◆ Job
Show all lines from the listing below that contain "name".

◆ Supplied material

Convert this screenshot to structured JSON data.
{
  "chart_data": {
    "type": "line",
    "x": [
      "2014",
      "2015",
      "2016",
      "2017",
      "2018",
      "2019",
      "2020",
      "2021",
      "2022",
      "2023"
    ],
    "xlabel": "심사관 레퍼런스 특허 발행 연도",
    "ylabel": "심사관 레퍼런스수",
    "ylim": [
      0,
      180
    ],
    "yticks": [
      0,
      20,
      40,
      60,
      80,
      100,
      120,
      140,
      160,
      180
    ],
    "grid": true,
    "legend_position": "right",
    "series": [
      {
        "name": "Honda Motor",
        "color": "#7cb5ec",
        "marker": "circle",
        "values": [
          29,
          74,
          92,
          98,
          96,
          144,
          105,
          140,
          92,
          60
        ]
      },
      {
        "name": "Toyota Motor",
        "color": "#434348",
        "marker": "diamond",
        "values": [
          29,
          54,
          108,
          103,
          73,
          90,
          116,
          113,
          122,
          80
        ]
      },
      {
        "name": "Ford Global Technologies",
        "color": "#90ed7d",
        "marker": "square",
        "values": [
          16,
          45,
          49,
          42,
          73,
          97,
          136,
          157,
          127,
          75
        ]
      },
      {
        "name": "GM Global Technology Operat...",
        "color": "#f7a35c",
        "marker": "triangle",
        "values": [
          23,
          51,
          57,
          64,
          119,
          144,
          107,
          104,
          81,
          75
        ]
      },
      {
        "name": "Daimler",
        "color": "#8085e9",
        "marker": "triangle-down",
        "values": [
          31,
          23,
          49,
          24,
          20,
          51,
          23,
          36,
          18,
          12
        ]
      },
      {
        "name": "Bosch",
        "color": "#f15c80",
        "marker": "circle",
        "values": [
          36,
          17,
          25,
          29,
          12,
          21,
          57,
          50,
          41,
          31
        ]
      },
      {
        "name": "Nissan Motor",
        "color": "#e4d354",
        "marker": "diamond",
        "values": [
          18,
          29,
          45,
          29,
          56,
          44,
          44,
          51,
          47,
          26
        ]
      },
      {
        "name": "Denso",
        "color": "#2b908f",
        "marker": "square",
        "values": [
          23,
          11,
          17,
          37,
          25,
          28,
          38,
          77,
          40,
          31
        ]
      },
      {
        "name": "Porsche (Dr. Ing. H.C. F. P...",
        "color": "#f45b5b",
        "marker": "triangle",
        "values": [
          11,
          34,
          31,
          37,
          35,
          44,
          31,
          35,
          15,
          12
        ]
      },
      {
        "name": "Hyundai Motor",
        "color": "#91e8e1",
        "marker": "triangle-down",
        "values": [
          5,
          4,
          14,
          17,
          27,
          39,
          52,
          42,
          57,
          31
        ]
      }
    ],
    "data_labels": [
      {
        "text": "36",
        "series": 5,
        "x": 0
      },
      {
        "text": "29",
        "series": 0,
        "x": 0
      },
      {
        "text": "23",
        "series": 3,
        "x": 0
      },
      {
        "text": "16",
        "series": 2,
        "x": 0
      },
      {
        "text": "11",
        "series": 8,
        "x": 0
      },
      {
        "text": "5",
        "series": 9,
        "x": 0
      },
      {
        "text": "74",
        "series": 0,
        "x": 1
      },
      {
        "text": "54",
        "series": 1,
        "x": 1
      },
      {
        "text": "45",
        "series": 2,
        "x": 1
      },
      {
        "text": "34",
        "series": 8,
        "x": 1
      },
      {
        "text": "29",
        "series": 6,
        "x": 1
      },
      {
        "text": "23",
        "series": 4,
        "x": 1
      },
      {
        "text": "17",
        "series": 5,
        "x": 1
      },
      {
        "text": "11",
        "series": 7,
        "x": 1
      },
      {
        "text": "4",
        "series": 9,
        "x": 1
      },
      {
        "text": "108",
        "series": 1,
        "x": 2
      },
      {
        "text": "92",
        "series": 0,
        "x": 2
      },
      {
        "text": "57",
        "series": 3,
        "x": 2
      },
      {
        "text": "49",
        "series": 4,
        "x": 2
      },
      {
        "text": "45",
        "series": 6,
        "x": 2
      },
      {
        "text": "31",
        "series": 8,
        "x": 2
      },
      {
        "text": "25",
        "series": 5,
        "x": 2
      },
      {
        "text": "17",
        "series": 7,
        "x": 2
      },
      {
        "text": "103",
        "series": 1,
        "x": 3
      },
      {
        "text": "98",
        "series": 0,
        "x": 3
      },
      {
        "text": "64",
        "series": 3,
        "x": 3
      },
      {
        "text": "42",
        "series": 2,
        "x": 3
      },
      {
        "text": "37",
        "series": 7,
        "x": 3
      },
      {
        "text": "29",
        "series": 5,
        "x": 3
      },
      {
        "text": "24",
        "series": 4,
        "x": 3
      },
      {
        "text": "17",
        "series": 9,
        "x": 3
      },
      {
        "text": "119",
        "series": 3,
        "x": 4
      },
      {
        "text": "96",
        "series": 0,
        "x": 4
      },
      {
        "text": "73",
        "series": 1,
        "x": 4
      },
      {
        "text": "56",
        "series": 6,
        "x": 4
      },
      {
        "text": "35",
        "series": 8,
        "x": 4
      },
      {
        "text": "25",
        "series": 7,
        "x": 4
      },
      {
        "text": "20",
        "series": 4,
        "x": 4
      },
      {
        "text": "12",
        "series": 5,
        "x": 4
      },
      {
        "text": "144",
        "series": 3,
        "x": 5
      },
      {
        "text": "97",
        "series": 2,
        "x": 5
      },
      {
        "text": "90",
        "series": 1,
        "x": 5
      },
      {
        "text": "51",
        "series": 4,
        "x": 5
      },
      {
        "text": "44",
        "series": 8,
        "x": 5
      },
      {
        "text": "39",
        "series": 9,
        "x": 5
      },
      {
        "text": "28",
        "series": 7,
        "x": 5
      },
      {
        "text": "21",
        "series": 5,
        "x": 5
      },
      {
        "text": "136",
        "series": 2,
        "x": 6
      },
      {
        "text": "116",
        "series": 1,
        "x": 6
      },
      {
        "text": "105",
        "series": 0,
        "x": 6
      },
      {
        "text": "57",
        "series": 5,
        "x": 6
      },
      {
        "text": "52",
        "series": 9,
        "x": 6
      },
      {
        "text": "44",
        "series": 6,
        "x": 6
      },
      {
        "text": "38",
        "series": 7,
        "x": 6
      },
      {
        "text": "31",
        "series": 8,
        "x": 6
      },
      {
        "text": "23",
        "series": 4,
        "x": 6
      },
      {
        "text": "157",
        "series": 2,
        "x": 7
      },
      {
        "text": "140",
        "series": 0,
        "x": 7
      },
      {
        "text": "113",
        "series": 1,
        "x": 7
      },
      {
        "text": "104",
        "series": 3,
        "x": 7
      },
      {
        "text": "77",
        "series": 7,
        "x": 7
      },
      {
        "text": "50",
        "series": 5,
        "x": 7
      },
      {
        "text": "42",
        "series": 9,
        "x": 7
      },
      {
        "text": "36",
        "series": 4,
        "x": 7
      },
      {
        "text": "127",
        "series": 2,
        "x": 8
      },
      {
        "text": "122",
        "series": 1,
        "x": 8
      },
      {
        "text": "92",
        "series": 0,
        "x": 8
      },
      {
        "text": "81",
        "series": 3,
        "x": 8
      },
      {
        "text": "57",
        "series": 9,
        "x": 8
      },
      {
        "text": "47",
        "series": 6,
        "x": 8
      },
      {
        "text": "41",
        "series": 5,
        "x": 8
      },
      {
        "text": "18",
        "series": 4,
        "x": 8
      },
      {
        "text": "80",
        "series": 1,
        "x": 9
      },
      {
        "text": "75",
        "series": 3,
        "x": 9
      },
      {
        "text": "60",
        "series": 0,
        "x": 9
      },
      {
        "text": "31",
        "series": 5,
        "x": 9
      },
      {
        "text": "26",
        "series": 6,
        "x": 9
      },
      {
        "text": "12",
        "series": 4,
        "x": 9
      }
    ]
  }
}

◆ Exercise output
        "name": "Honda Motor",
        "name": "Toyota Motor",
        "name": "Ford Global Technologies",
        "name": "GM Global Technology Operat...",
        "name": "Daimler",
        "name": "Bosch",
        "name": "Nissan Motor",
        "name": "Denso",
        "name": "Porsche (Dr. Ing. H.C. F. P...",
        "name": "Hyundai Motor",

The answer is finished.